> **JOB A**: Please swap "journalist" for "reporter" in the interview excerpt and give the part that opens with the words containing "Q. Does Spain" and closes with "Should Spain forget?".

======== SOURCE DOCUMENT ========

Dalí spoke to me about his relationship with Lorca… It was one of the climaxes of my life

Q. Your book mentions some of your own predecessors, such as Richard Ford, the British author of a book that you consider “the best guide to Spain.” Ford stated that the main problem affecting Spaniards was that, with a few exceptions, they had been ruled by corrupt leaders for centuries. This was written in 1845. What would you say is Spaniards’ main problem today?

A. Spain has lots of problems. One of them is its identity problem. It does not promote that wonderful blend of races, cultures, languages… why are children not taught a few rudimentary lessons in Arabic? And people complain that leaders get rich and then walk away. They think that if you have a post, you have to make the most of it, as Ford used to say. There are constants like that which keep repeating themselves. During the Second Republic things began to flourish, but the left was divided and the right was united. We want a solid democracy, but everything is too provisional. Now, [Spanish PM Mariano] Rajoy has the sword of new elections hanging over his head, while the Socialist Party does not know who its leader is going to be, whether it will be Susana Díaz or Pedro Sánchez…

These events are reminding me of the Second Republic, with Largo Caballero and Indalecio Prieto. If they’d let Prieto be the head of government in 1936, I don’t think events would have unfolded the same way, because he would not have sent Franco to the Canary Islands, he would have kept him close at hand to better control him. But Largo Caballero’s people didn’t let him.

In any case, this book is a call for common sense. Spain has all the necessary ingredients to be a great nation if it can solve its pending problems, if it stops doing and undoing, as [19th-century writer and politician] Larra used to say. If there is a true territorial chamber where all languages are used. It is important for other Spaniards to know a little Catalan. I dream of the Iberian Federal Republic.

Q. Does Spain cause you pain?

A. Yes. Of course I have cried over Spain. I am saddened to see its unfulfilled potential, and I am deeply pained that this country is not at peace with itself; the topic of war makes me feel anger and pain.

Spain has all the  ingredients to be a great nation if it can solve its pending problems

Q. The US journalist David Rieff has just published In Praise of Forgetting, a book that rejects the notion that keeping historical memory alive is a moral duty. Should Spain forget?

========

> **JOB B**: Print the rows unchanged, from the first row through the line containing "volume-bar bbox=[366, 413, 372, 438]", including that line.

======== RECORDS FOR THIS TASK ========

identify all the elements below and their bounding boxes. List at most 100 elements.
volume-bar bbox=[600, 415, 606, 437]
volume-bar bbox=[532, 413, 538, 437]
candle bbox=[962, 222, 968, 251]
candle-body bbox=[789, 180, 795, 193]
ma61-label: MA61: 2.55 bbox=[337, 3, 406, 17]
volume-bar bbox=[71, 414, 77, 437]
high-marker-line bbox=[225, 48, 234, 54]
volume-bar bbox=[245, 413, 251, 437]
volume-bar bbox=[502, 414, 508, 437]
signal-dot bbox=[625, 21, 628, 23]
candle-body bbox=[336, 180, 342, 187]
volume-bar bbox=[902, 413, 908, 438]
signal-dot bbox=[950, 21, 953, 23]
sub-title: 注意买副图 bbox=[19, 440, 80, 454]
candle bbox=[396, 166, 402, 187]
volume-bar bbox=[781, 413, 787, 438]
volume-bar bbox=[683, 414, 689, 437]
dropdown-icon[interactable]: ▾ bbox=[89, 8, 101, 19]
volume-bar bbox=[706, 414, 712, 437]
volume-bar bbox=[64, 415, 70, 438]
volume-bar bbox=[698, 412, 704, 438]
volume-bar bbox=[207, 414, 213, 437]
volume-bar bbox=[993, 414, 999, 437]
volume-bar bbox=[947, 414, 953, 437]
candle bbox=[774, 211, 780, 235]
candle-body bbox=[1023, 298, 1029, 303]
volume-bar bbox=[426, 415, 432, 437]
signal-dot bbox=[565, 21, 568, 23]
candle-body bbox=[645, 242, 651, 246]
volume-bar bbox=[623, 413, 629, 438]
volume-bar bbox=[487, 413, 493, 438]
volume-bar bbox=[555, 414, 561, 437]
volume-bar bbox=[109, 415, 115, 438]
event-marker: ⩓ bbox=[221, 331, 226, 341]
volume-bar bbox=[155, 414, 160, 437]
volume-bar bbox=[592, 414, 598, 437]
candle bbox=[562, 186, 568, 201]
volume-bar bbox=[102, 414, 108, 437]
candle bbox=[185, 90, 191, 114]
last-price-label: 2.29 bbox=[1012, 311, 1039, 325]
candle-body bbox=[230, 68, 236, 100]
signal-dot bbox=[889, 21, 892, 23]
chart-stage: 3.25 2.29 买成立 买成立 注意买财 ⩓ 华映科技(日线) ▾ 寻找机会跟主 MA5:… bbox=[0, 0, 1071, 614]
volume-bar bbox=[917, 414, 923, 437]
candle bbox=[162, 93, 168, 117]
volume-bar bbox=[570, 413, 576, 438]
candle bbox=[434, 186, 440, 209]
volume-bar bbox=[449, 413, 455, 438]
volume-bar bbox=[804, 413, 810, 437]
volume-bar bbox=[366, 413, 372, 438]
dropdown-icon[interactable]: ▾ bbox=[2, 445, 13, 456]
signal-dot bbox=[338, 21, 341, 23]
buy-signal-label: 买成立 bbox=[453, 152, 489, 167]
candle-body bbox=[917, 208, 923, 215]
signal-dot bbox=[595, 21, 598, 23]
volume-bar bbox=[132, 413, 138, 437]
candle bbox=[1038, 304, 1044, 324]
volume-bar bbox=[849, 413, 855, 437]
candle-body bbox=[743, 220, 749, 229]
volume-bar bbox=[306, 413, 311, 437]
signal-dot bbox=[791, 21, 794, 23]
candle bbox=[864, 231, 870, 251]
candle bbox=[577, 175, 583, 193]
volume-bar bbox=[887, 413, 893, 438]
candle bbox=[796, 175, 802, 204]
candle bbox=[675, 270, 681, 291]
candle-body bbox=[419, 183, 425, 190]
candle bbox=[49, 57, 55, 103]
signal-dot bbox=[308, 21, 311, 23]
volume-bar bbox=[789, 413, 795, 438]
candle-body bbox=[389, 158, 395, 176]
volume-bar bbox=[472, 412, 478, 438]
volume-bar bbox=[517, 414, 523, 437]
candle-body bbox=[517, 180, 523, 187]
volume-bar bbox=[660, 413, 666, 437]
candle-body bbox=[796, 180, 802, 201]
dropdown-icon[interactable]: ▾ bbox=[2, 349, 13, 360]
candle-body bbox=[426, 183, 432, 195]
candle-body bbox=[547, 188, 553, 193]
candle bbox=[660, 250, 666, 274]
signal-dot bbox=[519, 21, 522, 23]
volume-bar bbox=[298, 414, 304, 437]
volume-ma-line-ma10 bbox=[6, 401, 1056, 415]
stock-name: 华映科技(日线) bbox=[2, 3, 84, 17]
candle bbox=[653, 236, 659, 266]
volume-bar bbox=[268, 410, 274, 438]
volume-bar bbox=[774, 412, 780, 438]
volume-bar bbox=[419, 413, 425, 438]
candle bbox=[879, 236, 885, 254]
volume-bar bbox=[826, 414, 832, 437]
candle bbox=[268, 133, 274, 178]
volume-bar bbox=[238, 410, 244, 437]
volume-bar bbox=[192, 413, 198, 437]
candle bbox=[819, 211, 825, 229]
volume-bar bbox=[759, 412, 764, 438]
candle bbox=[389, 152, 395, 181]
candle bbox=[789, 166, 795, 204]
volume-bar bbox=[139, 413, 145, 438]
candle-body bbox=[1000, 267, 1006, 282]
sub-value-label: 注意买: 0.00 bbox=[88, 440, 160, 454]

========

> **RIGHT ANSWER A**:
Q. Does Spain cause you pain?

A. Yes. Of course I have cried over Spain. I am saddened to see its unfulfilled potential, and I am deeply pained that this country is not at peace with itself; the topic of war makes me feel anger and pain.

Spain has all the  ingredients to be a great nation if it can solve its pending problems

Q. The US reporter David Rieff has just published In Praise of Forgetting, a book that rejects the notion that keeping historical memory alive is a moral duty. Should Spain forget?

> **RIGHT ANSWER B**:
identify all the elements below and their bounding boxes. List at most 100 elements.
volume-bar bbox=[600, 415, 606, 437]
volume-bar bbox=[532, 413, 538, 437]
candle bbox=[962, 222, 968, 251]
candle-body bbox=[789, 180, 795, 193]
ma61-label: MA61: 2.55 bbox=[337, 3, 406, 17]
volume-bar bbox=[71, 414, 77, 437]
high-marker-line bbox=[225, 48, 234, 54]
volume-bar bbox=[245, 413, 251, 437]
volume-bar bbox=[502, 414, 508, 437]
signal-dot bbox=[625, 21, 628, 23]
candle-body bbox=[336, 180, 342, 187]
volume-bar bbox=[902, 413, 908, 438]
signal-dot bbox=[950, 21, 953, 23]
sub-title: 注意买副图 bbox=[19, 440, 80, 454]
candle bbox=[396, 166, 402, 187]
volume-bar bbox=[781, 413, 787, 438]
volume-bar bbox=[683, 414, 689, 437]
dropdown-icon[interactable]: ▾ bbox=[89, 8, 101, 19]
volume-bar bbox=[706, 414, 712, 437]
volume-bar bbox=[64, 415, 70, 438]
volume-bar bbox=[698, 412, 704, 438]
volume-bar bbox=[207, 414, 213, 437]
volume-bar bbox=[993, 414, 999, 437]
volume-bar bbox=[947, 414, 953, 437]
candle bbox=[774, 211, 780, 235]
candle-body bbox=[1023, 298, 1029, 303]
volume-bar bbox=[426, 415, 432, 437]
signal-dot bbox=[565, 21, 568, 23]
candle-body bbox=[645, 242, 651, 246]
volume-bar bbox=[623, 413, 629, 438]
volume-bar bbox=[487, 413, 493, 438]
volume-bar bbox=[555, 414, 561, 437]
volume-bar bbox=[109, 415, 115, 438]
event-marker: ⩓ bbox=[221, 331, 226, 341]
volume-bar bbox=[155, 414, 160, 437]
volume-bar bbox=[592, 414, 598, 437]
candle bbox=[562, 186, 568, 201]
volume-bar bbox=[102, 414, 108, 437]
candle bbox=[185, 90, 191, 114]
last-price-label: 2.29 bbox=[1012, 311, 1039, 325]
candle-body bbox=[230, 68, 236, 100]
signal-dot bbox=[889, 21, 892, 23]
chart-stage: 3.25 2.29 买成立 买成立 注意买财 ⩓ 华映科技(日线) ▾ 寻找机会跟主 MA5:… bbox=[0, 0, 1071, 614]
volume-bar bbox=[917, 414, 923, 437]
candle bbox=[162, 93, 168, 117]
volume-bar bbox=[570, 413, 576, 438]
candle bbox=[434, 186, 440, 209]
volume-bar bbox=[449, 413, 455, 438]
volume-bar bbox=[804, 413, 810, 437]
volume-bar bbox=[366, 413, 372, 438]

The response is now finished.